Aim
Can you find the lines of the listing that include "brand" and copy every one?

--- Start of Provided records ---

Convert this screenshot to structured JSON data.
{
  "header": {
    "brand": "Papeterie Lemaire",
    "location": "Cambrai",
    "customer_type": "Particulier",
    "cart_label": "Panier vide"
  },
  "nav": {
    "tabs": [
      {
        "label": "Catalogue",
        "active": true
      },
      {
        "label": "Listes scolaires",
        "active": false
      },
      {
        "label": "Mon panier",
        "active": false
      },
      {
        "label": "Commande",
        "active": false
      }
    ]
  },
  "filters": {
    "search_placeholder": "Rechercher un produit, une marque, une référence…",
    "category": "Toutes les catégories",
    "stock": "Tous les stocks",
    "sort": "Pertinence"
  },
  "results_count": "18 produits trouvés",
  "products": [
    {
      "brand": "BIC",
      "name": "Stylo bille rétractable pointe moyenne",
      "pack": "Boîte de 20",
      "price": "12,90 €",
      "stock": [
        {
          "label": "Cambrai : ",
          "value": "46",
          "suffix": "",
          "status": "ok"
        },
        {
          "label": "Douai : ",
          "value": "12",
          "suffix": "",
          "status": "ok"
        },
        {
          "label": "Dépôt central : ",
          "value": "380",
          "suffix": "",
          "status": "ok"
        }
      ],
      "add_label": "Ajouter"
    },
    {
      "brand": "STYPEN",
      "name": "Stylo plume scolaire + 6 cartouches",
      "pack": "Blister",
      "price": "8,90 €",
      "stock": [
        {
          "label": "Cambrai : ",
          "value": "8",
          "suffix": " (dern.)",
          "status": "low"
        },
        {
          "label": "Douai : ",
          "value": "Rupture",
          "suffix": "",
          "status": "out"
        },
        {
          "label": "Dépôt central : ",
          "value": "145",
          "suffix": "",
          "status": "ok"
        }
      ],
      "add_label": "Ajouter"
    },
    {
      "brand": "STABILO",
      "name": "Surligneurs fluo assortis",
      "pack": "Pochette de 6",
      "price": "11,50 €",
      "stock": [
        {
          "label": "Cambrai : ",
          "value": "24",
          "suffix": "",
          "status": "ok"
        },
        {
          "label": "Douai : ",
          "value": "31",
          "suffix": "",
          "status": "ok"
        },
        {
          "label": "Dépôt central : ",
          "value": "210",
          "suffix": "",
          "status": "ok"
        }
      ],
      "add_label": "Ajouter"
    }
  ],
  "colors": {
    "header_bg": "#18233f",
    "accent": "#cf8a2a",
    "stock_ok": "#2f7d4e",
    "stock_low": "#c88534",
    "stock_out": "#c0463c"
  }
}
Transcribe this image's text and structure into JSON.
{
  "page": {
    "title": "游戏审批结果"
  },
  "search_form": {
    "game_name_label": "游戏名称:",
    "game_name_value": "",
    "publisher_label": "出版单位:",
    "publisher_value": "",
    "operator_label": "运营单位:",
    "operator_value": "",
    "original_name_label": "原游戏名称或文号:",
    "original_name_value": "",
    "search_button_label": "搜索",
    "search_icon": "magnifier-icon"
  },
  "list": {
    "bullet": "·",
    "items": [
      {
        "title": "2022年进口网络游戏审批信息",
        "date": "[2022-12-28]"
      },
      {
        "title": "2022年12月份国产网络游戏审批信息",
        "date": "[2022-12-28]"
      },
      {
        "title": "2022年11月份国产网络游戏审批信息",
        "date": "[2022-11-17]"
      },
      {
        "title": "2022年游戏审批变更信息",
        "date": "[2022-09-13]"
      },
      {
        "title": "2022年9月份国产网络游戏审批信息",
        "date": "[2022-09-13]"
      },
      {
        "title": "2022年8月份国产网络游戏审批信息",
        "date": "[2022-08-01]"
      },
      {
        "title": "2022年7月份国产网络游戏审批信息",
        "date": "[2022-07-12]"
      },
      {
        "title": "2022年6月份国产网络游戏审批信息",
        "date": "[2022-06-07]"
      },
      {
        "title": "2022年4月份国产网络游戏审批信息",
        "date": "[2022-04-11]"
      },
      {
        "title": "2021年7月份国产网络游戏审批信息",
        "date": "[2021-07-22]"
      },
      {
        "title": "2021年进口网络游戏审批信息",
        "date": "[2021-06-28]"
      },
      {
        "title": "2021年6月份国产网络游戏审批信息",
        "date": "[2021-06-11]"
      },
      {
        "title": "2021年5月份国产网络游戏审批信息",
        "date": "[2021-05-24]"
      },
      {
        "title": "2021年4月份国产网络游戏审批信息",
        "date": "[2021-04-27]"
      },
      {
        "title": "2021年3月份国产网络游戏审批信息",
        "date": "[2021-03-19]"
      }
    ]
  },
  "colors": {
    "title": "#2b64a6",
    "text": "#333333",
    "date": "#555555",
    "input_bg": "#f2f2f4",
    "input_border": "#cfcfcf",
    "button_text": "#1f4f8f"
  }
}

--- End of Provided records ---
--- Start of Provided records ---

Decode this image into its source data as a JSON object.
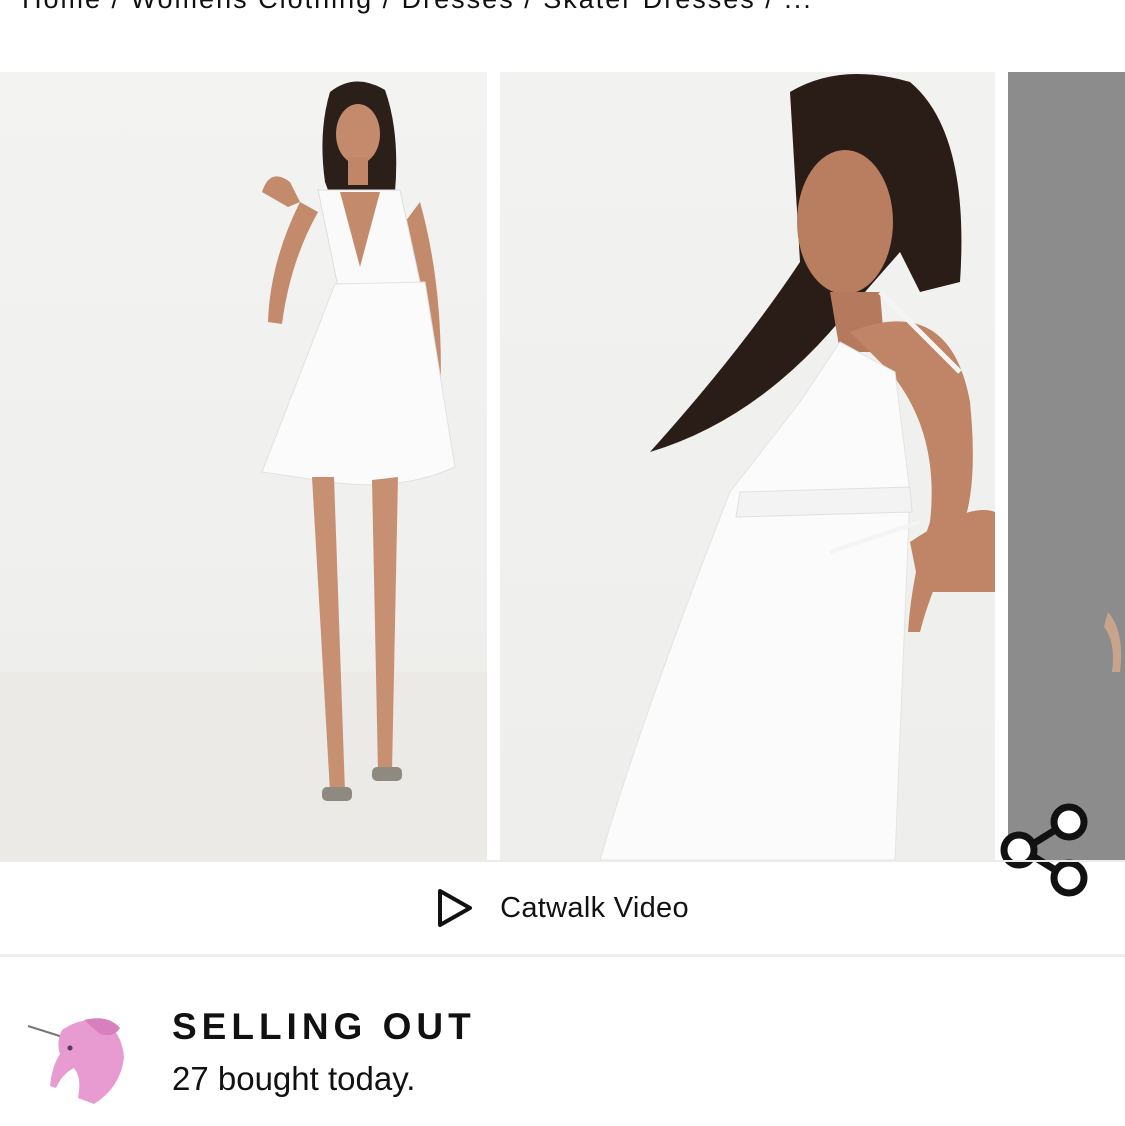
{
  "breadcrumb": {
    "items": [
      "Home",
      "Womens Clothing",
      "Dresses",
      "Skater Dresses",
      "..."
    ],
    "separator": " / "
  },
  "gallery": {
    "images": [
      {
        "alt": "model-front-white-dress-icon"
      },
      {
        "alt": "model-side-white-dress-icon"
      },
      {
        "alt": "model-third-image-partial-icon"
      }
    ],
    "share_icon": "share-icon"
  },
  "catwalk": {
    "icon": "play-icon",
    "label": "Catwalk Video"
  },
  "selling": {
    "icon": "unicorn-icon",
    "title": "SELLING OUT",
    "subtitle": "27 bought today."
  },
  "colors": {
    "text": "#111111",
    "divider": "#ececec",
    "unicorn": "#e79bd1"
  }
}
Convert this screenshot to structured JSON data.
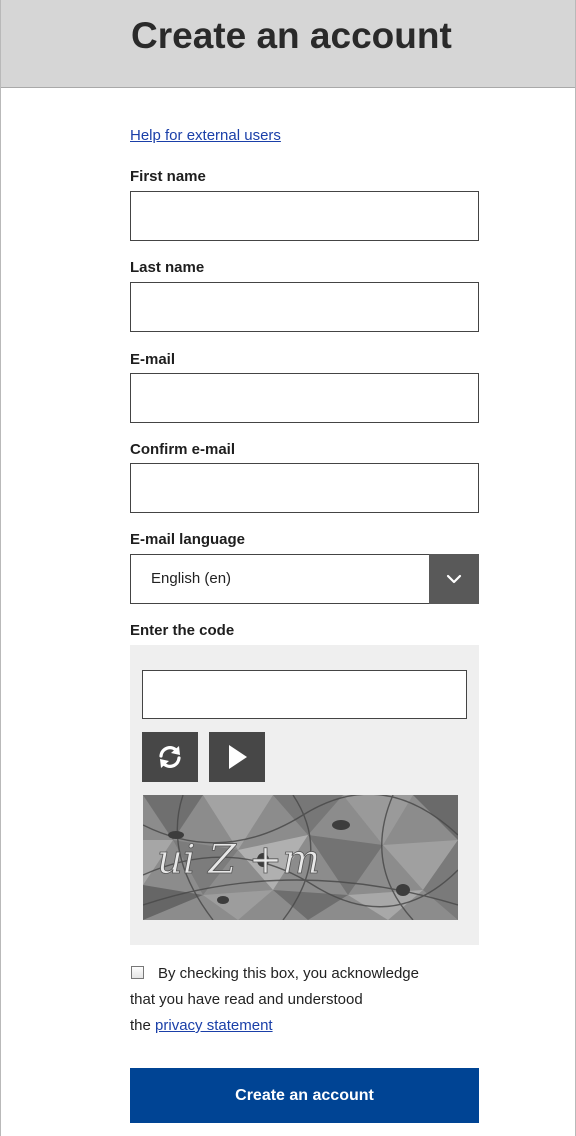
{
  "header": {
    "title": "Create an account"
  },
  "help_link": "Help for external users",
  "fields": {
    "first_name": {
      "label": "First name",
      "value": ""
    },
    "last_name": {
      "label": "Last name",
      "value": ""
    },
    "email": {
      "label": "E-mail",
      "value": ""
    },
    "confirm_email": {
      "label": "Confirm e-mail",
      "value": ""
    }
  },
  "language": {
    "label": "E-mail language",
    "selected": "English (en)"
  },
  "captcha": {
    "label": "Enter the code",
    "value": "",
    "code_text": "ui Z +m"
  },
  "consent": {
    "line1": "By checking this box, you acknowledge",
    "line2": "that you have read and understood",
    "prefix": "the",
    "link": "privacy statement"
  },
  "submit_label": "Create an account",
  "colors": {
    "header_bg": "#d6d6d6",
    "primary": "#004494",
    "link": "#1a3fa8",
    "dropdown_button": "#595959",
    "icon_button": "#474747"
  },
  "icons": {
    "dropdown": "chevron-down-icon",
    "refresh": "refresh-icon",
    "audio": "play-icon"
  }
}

--- End of Provided records ---

Task answer
    "brand": "Papeterie Lemaire",
      "brand": "BIC",
      "brand": "STYPEN",
      "brand": "STABILO",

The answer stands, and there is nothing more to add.